__What this task involves__: Show all lines from the data that include the word "APPROVAL".

(Excerpts from a figure dataset)
####################

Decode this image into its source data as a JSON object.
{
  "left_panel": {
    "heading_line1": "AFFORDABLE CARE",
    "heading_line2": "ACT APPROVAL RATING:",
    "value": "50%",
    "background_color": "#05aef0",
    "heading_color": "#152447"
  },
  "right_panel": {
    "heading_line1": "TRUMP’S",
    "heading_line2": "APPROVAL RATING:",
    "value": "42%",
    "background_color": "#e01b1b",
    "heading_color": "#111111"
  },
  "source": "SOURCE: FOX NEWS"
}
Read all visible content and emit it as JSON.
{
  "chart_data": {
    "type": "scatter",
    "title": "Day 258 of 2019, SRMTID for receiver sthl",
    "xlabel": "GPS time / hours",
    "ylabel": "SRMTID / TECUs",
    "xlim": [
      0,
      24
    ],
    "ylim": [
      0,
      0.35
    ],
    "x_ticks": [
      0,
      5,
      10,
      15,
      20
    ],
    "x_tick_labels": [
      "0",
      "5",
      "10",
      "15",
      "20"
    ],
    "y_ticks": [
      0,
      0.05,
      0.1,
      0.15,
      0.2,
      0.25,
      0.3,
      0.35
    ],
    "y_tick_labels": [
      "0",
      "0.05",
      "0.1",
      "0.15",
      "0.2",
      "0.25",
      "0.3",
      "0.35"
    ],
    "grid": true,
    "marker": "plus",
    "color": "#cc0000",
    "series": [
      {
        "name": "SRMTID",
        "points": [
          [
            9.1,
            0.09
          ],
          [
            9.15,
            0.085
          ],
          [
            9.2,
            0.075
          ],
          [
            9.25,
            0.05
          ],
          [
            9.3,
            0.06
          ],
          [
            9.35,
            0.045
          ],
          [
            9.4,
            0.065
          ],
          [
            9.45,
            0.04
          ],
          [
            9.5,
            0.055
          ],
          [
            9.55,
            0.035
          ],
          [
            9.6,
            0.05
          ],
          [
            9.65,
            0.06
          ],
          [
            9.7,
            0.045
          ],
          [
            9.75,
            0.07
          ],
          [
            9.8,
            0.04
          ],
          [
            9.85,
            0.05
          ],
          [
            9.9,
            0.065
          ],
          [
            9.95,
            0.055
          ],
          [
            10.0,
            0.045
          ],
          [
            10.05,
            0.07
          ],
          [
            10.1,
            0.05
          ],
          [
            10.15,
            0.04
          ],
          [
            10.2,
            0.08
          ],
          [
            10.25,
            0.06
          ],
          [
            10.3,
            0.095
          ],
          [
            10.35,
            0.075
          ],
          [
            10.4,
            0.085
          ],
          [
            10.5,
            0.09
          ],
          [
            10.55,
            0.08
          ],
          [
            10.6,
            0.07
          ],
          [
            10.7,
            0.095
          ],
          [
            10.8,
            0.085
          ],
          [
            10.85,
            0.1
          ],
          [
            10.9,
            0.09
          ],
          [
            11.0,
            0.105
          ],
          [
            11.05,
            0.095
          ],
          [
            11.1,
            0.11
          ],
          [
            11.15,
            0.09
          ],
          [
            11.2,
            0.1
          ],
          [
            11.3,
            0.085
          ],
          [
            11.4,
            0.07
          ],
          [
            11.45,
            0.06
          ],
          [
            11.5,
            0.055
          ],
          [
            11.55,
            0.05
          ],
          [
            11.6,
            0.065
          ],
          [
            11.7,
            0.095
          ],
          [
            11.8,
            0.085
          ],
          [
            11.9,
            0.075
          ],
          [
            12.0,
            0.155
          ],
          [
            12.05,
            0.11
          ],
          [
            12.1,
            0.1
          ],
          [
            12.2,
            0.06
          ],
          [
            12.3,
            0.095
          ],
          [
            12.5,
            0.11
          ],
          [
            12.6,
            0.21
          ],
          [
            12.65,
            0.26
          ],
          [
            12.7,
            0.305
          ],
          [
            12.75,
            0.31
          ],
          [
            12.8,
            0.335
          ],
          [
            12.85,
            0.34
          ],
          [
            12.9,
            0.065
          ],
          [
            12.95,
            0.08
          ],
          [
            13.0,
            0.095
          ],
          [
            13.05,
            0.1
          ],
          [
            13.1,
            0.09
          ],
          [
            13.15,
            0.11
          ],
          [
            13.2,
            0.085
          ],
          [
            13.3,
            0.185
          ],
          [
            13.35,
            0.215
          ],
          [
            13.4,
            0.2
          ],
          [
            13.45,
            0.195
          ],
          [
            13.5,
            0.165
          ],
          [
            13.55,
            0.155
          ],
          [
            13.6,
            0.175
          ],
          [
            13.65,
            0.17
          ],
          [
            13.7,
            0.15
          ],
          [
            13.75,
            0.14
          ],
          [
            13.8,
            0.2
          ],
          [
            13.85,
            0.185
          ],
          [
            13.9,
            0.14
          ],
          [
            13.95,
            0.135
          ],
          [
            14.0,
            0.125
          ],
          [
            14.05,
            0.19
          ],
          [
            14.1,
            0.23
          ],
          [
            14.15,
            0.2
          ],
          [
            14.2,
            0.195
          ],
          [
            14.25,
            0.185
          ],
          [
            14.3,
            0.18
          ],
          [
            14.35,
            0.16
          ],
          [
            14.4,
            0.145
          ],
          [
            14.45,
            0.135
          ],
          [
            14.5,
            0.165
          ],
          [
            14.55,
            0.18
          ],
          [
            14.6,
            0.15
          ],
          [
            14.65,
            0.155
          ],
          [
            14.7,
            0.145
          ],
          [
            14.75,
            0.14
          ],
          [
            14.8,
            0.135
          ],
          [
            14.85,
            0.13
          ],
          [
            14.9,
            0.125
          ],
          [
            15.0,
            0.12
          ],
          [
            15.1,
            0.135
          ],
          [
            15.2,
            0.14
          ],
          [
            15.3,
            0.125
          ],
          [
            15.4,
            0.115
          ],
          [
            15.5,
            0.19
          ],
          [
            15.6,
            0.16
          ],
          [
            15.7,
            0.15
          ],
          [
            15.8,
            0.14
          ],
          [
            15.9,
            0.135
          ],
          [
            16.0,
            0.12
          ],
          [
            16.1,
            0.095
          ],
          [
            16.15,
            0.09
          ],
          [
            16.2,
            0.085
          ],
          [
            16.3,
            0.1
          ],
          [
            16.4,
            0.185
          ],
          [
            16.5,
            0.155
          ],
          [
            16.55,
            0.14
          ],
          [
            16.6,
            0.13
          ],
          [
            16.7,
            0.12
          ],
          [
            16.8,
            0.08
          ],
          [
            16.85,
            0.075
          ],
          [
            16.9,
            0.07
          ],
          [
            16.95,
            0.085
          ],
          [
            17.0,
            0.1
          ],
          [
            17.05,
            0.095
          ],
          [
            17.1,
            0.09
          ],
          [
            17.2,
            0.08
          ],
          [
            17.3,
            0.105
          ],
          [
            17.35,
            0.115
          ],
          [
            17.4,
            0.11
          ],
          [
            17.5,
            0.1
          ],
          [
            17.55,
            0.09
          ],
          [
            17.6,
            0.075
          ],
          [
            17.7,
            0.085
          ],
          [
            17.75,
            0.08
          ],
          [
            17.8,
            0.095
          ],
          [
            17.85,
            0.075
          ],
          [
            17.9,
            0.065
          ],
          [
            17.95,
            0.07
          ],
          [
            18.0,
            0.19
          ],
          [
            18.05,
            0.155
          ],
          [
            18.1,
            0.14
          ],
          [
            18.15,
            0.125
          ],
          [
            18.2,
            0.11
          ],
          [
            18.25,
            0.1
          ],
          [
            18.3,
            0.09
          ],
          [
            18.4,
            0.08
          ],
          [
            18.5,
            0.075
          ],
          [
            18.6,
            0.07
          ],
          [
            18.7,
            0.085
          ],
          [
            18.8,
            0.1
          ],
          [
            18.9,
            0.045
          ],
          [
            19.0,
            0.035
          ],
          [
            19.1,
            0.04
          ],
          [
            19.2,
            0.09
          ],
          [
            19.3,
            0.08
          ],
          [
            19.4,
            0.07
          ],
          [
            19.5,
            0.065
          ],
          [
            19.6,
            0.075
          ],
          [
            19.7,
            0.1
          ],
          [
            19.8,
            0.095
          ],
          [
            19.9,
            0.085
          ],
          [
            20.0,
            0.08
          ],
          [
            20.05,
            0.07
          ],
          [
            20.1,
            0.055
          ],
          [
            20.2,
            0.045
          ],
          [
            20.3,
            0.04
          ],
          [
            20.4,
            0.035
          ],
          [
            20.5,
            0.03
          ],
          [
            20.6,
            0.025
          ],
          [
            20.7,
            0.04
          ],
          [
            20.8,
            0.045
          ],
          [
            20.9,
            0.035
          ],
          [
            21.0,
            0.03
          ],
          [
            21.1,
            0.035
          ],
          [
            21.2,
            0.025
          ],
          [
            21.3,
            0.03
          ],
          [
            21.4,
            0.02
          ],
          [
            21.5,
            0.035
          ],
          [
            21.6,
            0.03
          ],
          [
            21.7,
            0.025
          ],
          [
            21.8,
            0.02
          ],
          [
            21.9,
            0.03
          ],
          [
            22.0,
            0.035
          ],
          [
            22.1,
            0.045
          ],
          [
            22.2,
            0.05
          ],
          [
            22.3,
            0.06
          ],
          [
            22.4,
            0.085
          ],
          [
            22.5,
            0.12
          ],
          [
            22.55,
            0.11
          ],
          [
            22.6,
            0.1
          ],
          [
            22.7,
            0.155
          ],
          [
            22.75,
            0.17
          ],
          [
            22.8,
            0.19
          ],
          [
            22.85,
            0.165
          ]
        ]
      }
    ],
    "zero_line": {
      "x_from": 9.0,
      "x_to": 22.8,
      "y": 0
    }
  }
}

####################

__Correct answer__:
    "heading_line2": "ACT APPROVAL RATING:",
    "heading_line2": "APPROVAL RATING:",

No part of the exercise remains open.